_What to work on_
Across the entries below, count the lines in which the word "ffffff" occurs. Reply with the count alone.

★ ★ ★ ★

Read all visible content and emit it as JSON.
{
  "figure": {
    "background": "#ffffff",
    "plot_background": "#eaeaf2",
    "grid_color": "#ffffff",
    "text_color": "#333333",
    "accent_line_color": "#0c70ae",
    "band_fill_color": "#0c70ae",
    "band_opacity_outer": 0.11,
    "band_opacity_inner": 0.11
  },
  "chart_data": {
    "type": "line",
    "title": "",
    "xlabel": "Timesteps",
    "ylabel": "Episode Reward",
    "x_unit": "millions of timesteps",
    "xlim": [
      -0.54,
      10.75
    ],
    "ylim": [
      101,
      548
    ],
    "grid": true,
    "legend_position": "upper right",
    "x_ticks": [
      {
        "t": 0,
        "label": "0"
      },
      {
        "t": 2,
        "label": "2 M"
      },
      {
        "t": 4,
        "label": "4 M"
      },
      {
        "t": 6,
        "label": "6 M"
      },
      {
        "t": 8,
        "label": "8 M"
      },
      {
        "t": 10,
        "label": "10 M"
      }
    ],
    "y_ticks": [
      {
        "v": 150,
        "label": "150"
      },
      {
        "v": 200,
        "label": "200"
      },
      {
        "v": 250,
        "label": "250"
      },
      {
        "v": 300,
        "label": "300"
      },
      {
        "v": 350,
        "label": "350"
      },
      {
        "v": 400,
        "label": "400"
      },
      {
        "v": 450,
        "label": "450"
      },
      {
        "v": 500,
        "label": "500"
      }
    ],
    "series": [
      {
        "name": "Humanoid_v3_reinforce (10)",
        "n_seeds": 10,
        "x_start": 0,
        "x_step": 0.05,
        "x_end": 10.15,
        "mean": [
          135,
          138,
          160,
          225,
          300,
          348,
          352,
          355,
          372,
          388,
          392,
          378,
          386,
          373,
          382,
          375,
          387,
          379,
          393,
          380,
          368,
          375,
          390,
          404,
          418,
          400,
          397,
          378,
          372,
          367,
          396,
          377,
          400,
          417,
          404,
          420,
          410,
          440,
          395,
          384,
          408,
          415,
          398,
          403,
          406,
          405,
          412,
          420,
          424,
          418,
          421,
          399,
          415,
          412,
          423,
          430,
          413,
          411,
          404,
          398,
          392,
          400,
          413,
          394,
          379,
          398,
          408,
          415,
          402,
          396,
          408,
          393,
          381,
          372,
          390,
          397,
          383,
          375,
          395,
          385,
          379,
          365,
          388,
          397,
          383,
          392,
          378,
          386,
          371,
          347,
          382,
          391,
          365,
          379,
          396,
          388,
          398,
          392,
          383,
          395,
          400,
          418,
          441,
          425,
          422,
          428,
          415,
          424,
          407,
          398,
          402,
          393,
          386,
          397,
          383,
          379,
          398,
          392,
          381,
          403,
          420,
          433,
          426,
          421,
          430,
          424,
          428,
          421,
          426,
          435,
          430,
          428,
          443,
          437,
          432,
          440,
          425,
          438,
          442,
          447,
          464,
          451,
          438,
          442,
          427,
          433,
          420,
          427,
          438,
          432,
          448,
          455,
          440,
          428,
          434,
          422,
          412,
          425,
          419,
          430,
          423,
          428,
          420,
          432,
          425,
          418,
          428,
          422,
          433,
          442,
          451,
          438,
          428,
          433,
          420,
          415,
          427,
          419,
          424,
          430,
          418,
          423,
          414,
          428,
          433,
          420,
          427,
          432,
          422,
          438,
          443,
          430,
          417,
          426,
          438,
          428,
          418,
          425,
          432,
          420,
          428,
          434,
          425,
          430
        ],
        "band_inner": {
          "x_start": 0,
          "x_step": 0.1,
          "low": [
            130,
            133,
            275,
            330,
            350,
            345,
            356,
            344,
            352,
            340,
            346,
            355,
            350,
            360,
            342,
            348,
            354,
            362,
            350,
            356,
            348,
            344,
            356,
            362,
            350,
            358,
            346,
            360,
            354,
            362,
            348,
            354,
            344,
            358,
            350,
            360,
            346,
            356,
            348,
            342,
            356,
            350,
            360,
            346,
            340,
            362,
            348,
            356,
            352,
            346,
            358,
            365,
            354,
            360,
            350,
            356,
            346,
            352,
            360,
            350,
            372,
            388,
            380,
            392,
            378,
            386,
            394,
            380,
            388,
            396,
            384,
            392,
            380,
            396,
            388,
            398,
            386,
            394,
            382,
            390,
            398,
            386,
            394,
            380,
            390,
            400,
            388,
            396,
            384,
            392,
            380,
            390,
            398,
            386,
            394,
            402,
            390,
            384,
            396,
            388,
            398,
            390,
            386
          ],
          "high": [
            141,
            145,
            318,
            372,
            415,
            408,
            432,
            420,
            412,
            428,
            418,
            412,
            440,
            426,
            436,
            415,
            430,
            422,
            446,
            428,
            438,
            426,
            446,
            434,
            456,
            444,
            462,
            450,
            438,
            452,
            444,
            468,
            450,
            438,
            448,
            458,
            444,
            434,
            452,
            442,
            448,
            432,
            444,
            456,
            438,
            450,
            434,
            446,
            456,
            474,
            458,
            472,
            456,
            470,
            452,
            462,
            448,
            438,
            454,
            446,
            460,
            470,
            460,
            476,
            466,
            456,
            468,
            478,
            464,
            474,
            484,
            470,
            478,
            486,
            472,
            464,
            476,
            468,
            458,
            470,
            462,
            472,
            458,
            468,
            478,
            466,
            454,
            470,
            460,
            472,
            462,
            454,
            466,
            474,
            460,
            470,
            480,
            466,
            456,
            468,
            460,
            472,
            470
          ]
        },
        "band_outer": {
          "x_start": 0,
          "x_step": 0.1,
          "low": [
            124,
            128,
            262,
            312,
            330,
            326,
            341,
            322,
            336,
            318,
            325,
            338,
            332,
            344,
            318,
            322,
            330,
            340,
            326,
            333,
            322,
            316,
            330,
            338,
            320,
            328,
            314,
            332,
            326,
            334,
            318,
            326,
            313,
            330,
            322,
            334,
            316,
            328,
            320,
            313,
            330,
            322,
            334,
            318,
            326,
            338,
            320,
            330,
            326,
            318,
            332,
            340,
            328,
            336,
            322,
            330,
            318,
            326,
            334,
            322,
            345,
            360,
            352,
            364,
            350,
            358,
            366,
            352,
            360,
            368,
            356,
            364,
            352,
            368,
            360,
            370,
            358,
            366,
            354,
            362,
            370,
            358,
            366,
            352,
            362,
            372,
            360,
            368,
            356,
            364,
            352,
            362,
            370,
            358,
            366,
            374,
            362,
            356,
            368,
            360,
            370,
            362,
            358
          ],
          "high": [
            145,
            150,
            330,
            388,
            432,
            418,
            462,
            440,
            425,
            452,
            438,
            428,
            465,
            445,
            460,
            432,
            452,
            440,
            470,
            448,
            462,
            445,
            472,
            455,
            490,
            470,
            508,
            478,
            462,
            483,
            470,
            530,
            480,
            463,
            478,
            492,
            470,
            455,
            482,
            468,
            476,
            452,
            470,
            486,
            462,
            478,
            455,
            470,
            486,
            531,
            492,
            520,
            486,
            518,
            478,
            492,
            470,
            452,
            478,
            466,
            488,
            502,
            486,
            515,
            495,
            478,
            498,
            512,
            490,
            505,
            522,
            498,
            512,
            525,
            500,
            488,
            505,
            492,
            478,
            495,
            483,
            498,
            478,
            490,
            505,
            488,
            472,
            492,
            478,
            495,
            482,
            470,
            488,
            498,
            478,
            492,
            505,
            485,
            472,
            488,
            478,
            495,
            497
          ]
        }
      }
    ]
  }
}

★ ★ ★ ★

_Reply to the exercise_
2